**** MATERIAL SHOWN ****

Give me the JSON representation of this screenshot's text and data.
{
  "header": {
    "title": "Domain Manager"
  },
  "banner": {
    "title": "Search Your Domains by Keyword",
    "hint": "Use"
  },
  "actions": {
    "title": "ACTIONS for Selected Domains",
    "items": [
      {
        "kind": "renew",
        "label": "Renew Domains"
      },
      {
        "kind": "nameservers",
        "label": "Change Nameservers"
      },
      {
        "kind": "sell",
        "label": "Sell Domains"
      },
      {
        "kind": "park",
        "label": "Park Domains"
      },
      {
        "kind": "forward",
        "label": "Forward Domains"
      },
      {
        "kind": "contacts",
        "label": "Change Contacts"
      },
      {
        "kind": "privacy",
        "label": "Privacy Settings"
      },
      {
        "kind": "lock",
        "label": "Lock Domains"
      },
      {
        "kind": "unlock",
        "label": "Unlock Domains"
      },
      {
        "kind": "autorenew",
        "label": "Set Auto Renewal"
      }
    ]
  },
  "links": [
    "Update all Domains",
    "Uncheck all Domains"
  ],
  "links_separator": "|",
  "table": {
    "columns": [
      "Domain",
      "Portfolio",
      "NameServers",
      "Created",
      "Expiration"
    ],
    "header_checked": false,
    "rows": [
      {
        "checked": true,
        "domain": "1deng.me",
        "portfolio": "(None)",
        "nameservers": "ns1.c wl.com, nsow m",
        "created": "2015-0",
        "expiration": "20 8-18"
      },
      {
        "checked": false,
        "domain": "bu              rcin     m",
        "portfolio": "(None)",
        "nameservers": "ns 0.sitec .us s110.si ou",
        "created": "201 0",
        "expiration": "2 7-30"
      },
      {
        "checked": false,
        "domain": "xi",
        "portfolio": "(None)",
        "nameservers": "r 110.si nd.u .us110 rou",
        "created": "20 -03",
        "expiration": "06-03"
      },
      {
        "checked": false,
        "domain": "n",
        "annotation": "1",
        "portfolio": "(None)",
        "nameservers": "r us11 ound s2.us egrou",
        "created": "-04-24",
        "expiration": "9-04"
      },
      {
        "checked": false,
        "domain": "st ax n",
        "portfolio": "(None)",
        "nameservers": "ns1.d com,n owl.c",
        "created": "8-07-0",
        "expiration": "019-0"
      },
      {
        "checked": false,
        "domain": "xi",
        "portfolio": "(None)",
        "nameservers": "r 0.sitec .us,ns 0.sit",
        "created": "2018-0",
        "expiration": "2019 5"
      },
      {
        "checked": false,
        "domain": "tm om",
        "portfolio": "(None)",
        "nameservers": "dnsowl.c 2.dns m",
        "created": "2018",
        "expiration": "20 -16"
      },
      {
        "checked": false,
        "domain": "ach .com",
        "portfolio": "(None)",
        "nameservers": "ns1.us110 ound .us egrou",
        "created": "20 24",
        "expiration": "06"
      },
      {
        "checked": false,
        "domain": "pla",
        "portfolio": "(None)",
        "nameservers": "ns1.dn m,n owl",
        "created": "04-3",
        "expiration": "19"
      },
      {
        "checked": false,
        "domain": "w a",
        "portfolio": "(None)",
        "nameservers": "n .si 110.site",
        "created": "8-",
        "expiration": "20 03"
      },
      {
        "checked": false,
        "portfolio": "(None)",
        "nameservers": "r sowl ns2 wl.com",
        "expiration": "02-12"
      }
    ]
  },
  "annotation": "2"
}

****

* [DIRECTIONS] Look through the data above. Each line containing the word "kind" needs to be copied.

* [THE RESPONSE]
        "kind": "renew",
        "kind": "nameservers",
        "kind": "sell",
        "kind": "park",
        "kind": "forward",
        "kind": "contacts",
        "kind": "privacy",
        "kind": "lock",
        "kind": "unlock",
        "kind": "autorenew",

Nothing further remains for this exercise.